= Data extract =
■ ■ ■ ■ ■ ■ ■

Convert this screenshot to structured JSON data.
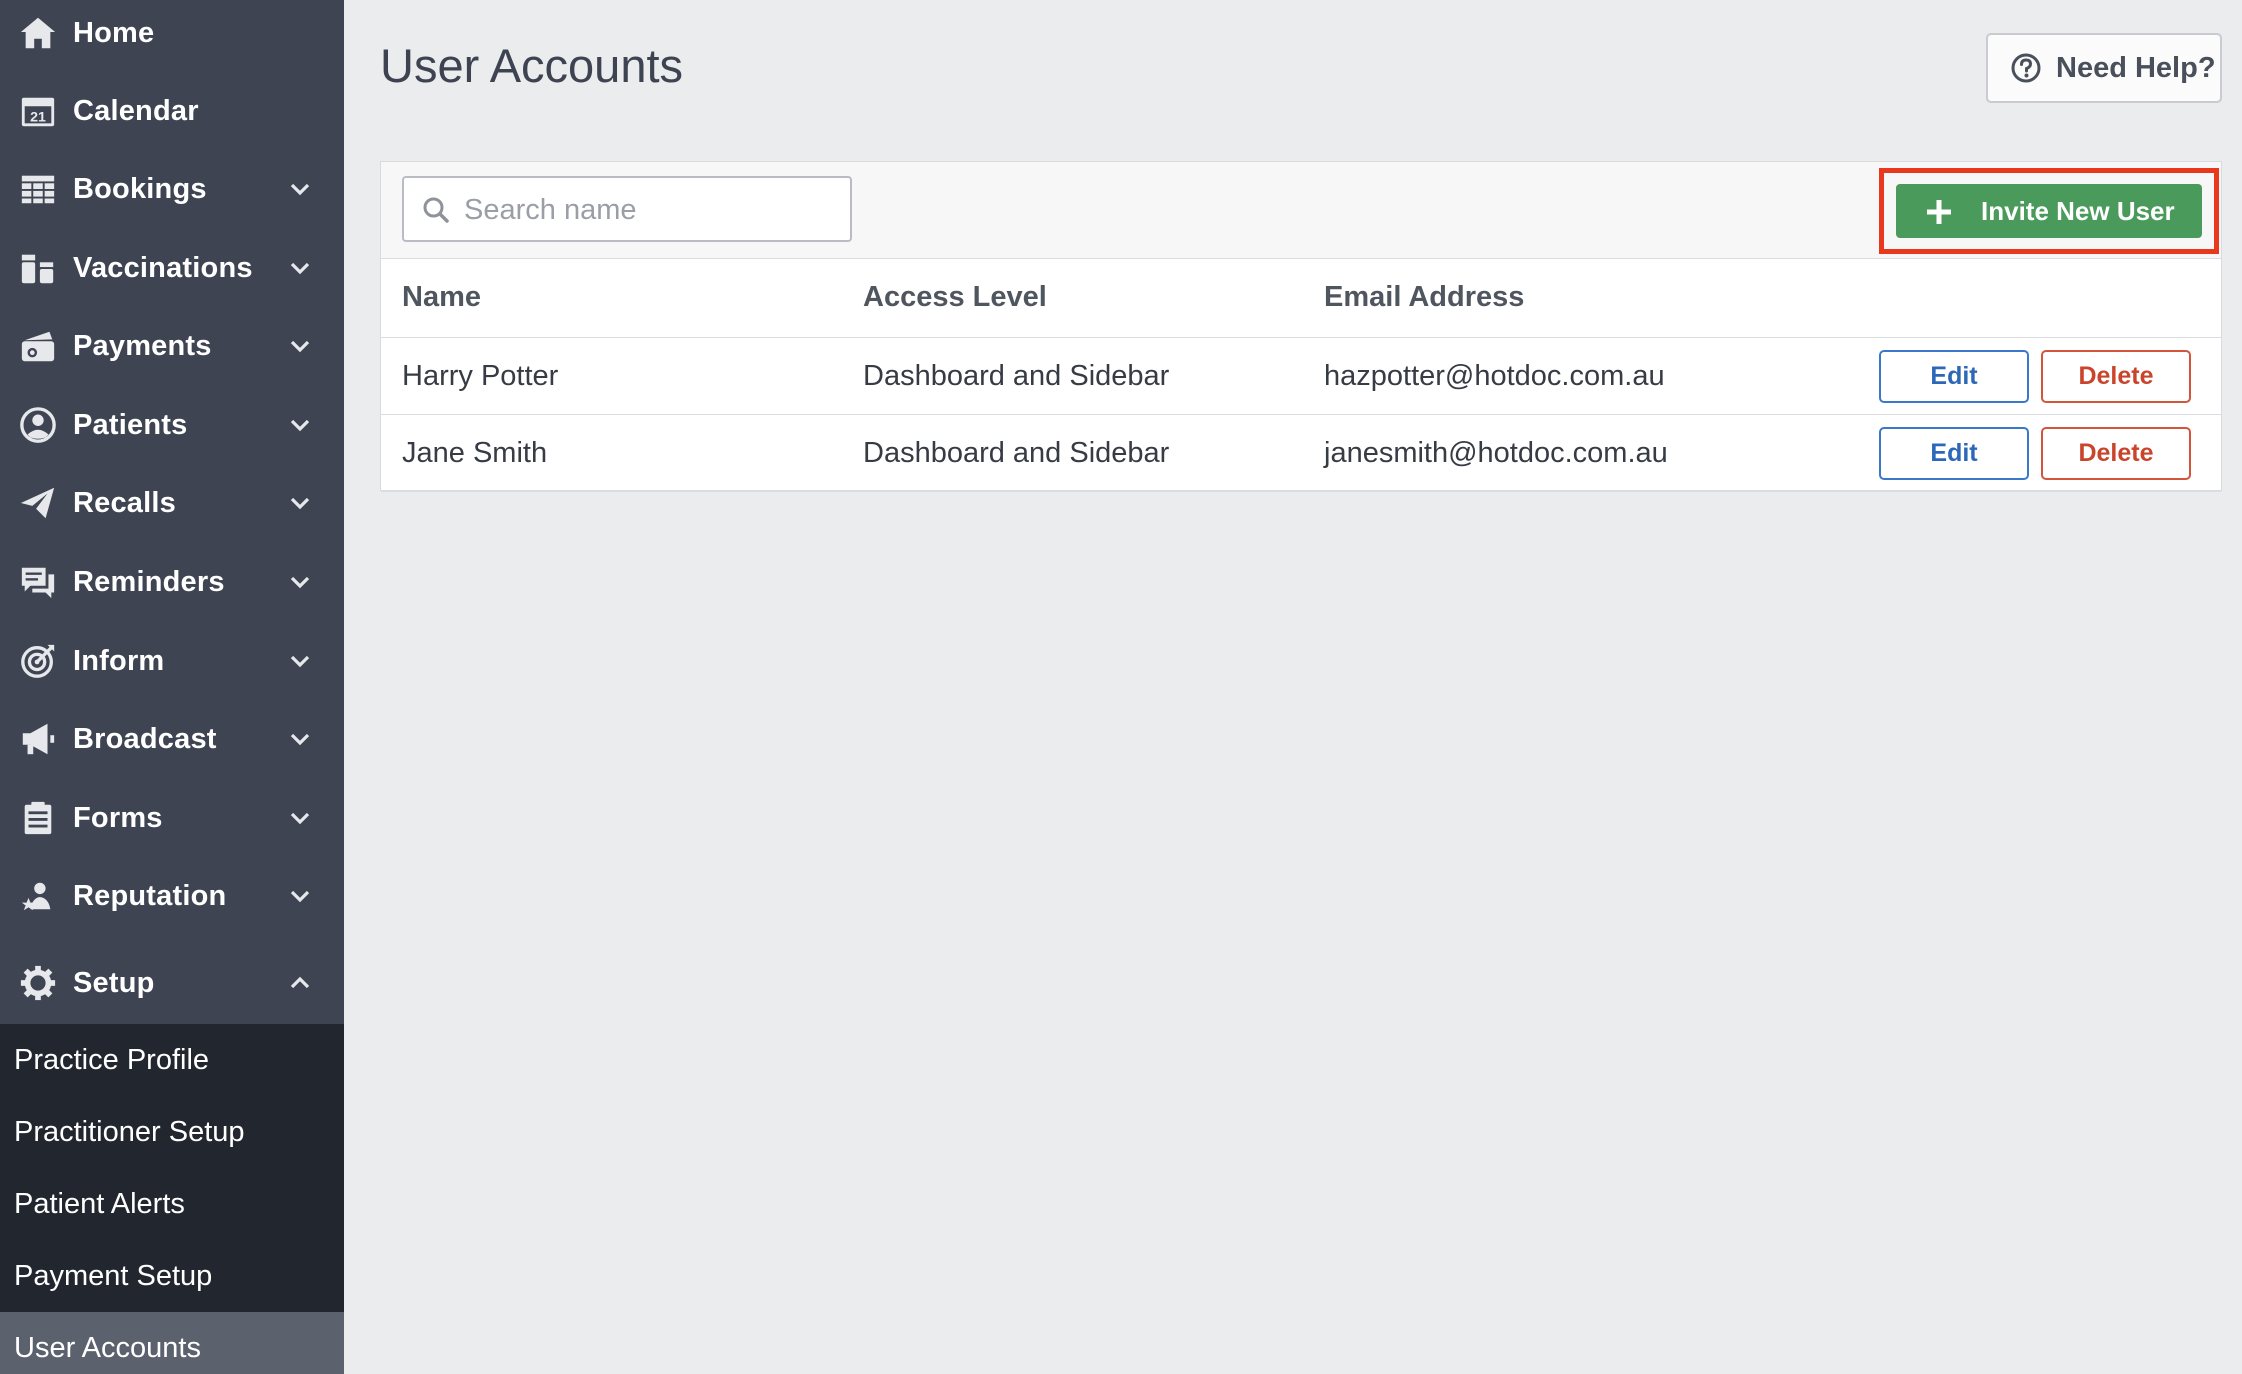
{
  "sidebar": {
    "items": [
      {
        "label": "Home",
        "icon": "home-icon",
        "expandable": false
      },
      {
        "label": "Calendar",
        "icon": "calendar-icon",
        "icon_text": "21",
        "expandable": false
      },
      {
        "label": "Bookings",
        "icon": "table-icon",
        "expandable": true,
        "expanded": false
      },
      {
        "label": "Vaccinations",
        "icon": "vaccine-vial-icon",
        "expandable": true,
        "expanded": false
      },
      {
        "label": "Payments",
        "icon": "payment-card-icon",
        "expandable": true,
        "expanded": false
      },
      {
        "label": "Patients",
        "icon": "user-circle-icon",
        "expandable": true,
        "expanded": false
      },
      {
        "label": "Recalls",
        "icon": "paper-plane-icon",
        "expandable": true,
        "expanded": false
      },
      {
        "label": "Reminders",
        "icon": "chat-bubbles-icon",
        "expandable": true,
        "expanded": false
      },
      {
        "label": "Inform",
        "icon": "target-icon",
        "expandable": true,
        "expanded": false
      },
      {
        "label": "Broadcast",
        "icon": "megaphone-icon",
        "expandable": true,
        "expanded": false
      },
      {
        "label": "Forms",
        "icon": "clipboard-icon",
        "expandable": true,
        "expanded": false
      },
      {
        "label": "Reputation",
        "icon": "user-star-icon",
        "expandable": true,
        "expanded": false
      },
      {
        "label": "Setup",
        "icon": "gear-icon",
        "expandable": true,
        "expanded": true
      }
    ],
    "sub_items": [
      {
        "label": "Practice Profile",
        "active": false
      },
      {
        "label": "Practitioner Setup",
        "active": false
      },
      {
        "label": "Patient Alerts",
        "active": false
      },
      {
        "label": "Payment Setup",
        "active": false
      },
      {
        "label": "User Accounts",
        "active": true
      }
    ]
  },
  "header": {
    "title": "User Accounts",
    "help_label": "Need Help?"
  },
  "toolbar": {
    "search_placeholder": "Search name",
    "search_value": "",
    "invite_label": "Invite New User"
  },
  "table": {
    "columns": [
      "Name",
      "Access Level",
      "Email Address"
    ],
    "rows": [
      {
        "name": "Harry Potter",
        "access": "Dashboard and Sidebar",
        "email": "hazpotter@hotdoc.com.au",
        "edit": "Edit",
        "delete": "Delete"
      },
      {
        "name": "Jane Smith",
        "access": "Dashboard and Sidebar",
        "email": "janesmith@hotdoc.com.au",
        "edit": "Edit",
        "delete": "Delete"
      }
    ]
  },
  "colors": {
    "sidebar_bg": "#3e4452",
    "subnav_bg": "#22262f",
    "active_item_bg": "#5c626d",
    "invite_green": "#4a9a5c",
    "highlight_red": "#e8391f",
    "edit_blue": "#2d67b8",
    "delete_red": "#c9442b"
  }
}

■ ■ ■ ■ ■ ■ ■

= Instructions to follow =
Reproduce the listing exactly, but omit every picture in it.

= Finished task =
Convert this screenshot to structured JSON data.
{
  "sidebar": {
    "items": [
      {
        "label": "Home",
        "icon": "home-icon",
        "expandable": false
      },
      {
        "label": "Calendar",
        "icon": "calendar-icon",
        "icon_text": "21",
        "expandable": false
      },
      {
        "label": "Bookings",
        "icon": "table-icon",
        "expandable": true,
        "expanded": false
      },
      {
        "label": "Vaccinations",
        "icon": "vaccine-vial-icon",
        "expandable": true,
        "expanded": false
      },
      {
        "label": "Payments",
        "icon": "payment-card-icon",
        "expandable": true,
        "expanded": false
      },
      {
        "label": "Patients",
        "icon": "user-circle-icon",
        "expandable": true,
        "expanded": false
      },
      {
        "label": "Recalls",
        "icon": "paper-plane-icon",
        "expandable": true,
        "expanded": false
      },
      {
        "label": "Reminders",
        "icon": "chat-bubbles-icon",
        "expandable": true,
        "expanded": false
      },
      {
        "label": "Inform",
        "icon": "target-icon",
        "expandable": true,
        "expanded": false
      },
      {
        "label": "Broadcast",
        "icon": "megaphone-icon",
        "expandable": true,
        "expanded": false
      },
      {
        "label": "Forms",
        "icon": "clipboard-icon",
        "expandable": true,
        "expanded": false
      },
      {
        "label": "Reputation",
        "icon": "user-star-icon",
        "expandable": true,
        "expanded": false
      },
      {
        "label": "Setup",
        "icon": "gear-icon",
        "expandable": true,
        "expanded": true
      }
    ],
    "sub_items": [
      {
        "label": "Practice Profile",
        "active": false
      },
      {
        "label": "Practitioner Setup",
        "active": false
      },
      {
        "label": "Patient Alerts",
        "active": false
      },
      {
        "label": "Payment Setup",
        "active": false
      },
      {
        "label": "User Accounts",
        "active": true
      }
    ]
  },
  "header": {
    "title": "User Accounts",
    "help_label": "Need Help?"
  },
  "toolbar": {
    "search_placeholder": "Search name",
    "search_value": "",
    "invite_label": "Invite New User"
  },
  "table": {
    "columns": [
      "Name",
      "Access Level",
      "Email Address"
    ],
    "rows": [
      {
        "name": "Harry Potter",
        "access": "Dashboard and Sidebar",
        "email": "hazpotter@hotdoc.com.au",
        "edit": "Edit",
        "delete": "Delete"
      },
      {
        "name": "Jane Smith",
        "access": "Dashboard and Sidebar",
        "email": "janesmith@hotdoc.com.au",
        "edit": "Edit",
        "delete": "Delete"
      }
    ]
  },
  "colors": {
    "sidebar_bg": "#3e4452",
    "subnav_bg": "#22262f",
    "active_item_bg": "#5c626d",
    "invite_green": "#4a9a5c",
    "highlight_red": "#e8391f",
    "edit_blue": "#2d67b8",
    "delete_red": "#c9442b"
  }
}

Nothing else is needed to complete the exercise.